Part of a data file
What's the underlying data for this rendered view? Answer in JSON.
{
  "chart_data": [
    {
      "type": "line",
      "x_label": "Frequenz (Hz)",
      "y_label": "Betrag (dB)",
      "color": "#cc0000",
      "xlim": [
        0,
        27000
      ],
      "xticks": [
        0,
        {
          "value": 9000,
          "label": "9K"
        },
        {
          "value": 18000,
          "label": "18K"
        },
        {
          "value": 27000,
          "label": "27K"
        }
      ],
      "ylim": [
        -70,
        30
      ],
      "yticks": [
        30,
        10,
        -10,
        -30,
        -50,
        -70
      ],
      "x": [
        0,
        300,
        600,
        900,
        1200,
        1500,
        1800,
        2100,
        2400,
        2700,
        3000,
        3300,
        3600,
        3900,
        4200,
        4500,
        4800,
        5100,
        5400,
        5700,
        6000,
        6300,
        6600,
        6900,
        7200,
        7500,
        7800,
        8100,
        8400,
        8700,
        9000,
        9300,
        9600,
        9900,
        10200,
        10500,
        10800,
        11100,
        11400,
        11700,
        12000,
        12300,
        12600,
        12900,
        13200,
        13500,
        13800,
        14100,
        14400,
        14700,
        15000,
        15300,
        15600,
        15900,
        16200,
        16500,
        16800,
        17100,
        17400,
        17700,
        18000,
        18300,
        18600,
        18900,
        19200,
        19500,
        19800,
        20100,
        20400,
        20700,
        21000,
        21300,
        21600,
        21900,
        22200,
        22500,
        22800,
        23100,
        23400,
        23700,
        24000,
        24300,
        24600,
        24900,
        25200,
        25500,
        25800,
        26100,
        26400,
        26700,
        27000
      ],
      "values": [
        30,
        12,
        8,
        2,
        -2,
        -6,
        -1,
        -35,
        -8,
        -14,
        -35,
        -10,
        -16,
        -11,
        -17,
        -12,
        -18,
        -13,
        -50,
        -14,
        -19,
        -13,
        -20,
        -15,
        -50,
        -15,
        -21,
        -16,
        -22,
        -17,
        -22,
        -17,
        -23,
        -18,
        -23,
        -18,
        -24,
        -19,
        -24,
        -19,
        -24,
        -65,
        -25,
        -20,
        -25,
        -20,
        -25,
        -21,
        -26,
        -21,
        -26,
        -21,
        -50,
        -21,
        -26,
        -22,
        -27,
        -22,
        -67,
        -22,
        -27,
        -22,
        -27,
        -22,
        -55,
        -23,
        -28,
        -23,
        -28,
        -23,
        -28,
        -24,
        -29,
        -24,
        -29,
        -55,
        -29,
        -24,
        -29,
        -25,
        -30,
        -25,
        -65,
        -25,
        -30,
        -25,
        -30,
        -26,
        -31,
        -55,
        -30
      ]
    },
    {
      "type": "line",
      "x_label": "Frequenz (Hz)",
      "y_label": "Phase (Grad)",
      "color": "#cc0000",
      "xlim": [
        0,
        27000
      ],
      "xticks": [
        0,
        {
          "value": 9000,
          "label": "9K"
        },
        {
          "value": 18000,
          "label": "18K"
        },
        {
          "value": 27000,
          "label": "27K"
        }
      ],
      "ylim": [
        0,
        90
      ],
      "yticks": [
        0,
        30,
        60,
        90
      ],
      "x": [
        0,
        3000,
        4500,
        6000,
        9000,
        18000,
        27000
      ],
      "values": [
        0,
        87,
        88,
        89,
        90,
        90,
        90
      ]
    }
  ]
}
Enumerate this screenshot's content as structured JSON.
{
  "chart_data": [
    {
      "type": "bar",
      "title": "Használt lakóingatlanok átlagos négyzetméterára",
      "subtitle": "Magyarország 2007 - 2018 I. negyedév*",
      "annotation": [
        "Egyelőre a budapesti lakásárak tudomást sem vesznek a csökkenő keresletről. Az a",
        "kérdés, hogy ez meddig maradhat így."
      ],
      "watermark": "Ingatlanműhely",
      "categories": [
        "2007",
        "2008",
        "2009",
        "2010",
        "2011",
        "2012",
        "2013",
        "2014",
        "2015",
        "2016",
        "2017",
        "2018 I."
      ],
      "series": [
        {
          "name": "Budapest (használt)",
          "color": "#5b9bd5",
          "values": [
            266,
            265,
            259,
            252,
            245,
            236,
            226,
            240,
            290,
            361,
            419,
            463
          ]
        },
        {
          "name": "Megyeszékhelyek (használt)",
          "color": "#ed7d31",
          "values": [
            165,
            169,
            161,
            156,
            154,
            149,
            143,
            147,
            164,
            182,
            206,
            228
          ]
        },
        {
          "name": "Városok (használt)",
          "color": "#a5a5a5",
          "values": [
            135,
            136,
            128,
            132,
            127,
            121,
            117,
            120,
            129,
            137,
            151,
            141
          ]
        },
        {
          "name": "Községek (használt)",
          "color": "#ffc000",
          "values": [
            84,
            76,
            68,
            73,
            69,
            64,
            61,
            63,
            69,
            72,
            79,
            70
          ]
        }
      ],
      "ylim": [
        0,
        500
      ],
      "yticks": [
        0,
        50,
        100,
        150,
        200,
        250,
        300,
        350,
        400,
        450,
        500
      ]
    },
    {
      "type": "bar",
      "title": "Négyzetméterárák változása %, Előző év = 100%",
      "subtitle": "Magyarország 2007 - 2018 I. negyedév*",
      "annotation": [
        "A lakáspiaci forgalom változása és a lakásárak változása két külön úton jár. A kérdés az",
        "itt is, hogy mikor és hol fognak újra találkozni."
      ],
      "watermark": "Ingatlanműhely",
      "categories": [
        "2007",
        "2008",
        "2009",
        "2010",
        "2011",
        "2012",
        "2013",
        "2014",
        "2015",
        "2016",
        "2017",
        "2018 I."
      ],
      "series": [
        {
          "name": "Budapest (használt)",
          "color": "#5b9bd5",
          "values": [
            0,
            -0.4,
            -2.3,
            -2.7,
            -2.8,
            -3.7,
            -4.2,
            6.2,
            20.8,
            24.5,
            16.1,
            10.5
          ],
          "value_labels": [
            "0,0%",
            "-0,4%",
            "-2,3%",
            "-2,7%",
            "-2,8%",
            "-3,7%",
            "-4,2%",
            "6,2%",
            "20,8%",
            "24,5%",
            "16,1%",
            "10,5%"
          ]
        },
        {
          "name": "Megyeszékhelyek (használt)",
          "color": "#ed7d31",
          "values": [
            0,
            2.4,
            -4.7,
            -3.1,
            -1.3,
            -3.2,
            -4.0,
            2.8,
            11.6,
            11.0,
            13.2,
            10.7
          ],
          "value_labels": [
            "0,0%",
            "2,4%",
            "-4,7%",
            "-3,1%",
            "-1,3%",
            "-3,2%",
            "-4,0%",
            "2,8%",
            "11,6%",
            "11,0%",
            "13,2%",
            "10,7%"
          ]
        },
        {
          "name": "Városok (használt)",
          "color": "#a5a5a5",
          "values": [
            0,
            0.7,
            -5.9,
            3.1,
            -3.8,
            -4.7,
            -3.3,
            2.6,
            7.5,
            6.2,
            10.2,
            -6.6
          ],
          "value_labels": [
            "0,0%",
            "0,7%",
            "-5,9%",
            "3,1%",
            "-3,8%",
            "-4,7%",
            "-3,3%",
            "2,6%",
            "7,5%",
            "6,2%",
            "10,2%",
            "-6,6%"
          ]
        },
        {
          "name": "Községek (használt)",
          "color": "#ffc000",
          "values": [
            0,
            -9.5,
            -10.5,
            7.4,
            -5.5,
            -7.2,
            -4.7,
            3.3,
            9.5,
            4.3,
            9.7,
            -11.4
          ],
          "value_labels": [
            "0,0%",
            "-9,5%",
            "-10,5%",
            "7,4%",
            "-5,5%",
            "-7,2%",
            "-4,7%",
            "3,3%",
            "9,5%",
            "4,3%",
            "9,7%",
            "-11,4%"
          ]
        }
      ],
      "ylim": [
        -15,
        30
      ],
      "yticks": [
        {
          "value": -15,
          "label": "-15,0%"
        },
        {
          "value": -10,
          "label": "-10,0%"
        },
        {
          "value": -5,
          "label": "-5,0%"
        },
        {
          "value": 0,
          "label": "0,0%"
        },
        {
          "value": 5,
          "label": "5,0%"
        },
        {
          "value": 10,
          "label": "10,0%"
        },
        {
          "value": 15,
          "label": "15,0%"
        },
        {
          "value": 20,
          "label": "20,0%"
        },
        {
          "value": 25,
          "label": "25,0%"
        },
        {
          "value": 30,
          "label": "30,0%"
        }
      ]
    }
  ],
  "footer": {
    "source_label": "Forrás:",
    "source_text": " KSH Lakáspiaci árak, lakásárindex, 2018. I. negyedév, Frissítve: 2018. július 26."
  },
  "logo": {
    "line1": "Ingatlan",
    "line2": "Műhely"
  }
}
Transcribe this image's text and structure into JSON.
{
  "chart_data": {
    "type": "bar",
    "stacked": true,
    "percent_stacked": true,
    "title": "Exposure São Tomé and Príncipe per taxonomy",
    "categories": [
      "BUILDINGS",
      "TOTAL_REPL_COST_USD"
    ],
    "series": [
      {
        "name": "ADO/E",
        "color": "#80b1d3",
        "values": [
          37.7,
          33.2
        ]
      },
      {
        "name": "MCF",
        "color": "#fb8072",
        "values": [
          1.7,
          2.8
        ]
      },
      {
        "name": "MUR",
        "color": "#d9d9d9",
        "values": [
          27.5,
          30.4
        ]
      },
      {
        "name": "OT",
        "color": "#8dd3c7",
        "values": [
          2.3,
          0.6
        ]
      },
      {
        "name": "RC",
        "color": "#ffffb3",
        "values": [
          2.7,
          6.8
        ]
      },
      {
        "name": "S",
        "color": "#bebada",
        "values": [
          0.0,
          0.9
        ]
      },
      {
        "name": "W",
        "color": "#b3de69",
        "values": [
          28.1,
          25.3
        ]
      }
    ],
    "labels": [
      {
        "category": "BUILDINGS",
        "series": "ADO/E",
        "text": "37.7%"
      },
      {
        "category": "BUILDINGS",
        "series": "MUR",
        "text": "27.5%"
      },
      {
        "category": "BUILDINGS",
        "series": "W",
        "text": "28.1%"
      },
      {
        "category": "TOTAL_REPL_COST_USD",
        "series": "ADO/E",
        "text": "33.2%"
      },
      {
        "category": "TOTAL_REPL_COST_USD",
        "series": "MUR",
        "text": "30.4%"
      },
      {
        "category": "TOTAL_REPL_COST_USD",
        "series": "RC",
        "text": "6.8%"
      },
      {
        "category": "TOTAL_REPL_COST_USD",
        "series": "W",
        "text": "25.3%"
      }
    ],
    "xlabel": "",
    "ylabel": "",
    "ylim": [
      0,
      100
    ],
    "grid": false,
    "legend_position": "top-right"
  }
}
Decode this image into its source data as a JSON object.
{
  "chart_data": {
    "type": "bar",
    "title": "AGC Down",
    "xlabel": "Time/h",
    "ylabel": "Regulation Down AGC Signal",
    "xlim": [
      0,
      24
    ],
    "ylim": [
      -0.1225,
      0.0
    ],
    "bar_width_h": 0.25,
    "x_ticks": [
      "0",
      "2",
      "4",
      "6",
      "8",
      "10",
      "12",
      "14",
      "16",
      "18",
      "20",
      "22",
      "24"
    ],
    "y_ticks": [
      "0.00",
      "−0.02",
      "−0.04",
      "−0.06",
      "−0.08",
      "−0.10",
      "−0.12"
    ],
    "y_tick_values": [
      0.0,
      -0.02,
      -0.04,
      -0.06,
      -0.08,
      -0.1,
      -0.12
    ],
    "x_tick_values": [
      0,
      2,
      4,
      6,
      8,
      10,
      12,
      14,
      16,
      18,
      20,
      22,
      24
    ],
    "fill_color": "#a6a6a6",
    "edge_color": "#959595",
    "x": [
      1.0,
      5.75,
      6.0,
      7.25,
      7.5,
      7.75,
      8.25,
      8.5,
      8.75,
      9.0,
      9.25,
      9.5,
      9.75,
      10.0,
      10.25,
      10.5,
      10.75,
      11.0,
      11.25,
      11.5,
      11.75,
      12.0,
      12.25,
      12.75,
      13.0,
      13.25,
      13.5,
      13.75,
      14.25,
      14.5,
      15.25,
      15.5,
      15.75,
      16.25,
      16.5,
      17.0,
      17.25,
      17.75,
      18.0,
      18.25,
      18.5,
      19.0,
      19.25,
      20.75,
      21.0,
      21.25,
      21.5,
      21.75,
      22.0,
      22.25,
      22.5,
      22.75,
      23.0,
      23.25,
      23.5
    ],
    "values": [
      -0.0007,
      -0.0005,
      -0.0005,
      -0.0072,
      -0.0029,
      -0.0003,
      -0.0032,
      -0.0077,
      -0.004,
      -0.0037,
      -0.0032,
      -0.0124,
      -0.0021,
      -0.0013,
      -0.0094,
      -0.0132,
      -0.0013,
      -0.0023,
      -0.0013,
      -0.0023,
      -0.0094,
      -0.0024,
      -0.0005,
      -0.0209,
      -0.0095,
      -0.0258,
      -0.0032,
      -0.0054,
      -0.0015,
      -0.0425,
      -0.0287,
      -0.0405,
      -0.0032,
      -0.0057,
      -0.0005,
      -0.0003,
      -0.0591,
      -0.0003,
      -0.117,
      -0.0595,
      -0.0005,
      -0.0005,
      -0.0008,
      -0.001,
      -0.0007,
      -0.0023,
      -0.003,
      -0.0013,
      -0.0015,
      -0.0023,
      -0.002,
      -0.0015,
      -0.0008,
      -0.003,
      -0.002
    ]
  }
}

Short problem:
Check each line of the records above for "kérdés", and copy those that have it.

Exercise result:
        "kérdés, hogy ez meddig maradhat így."
        "A lakáspiaci forgalom változása és a lakásárak változása két külön úton jár. A kérdés az",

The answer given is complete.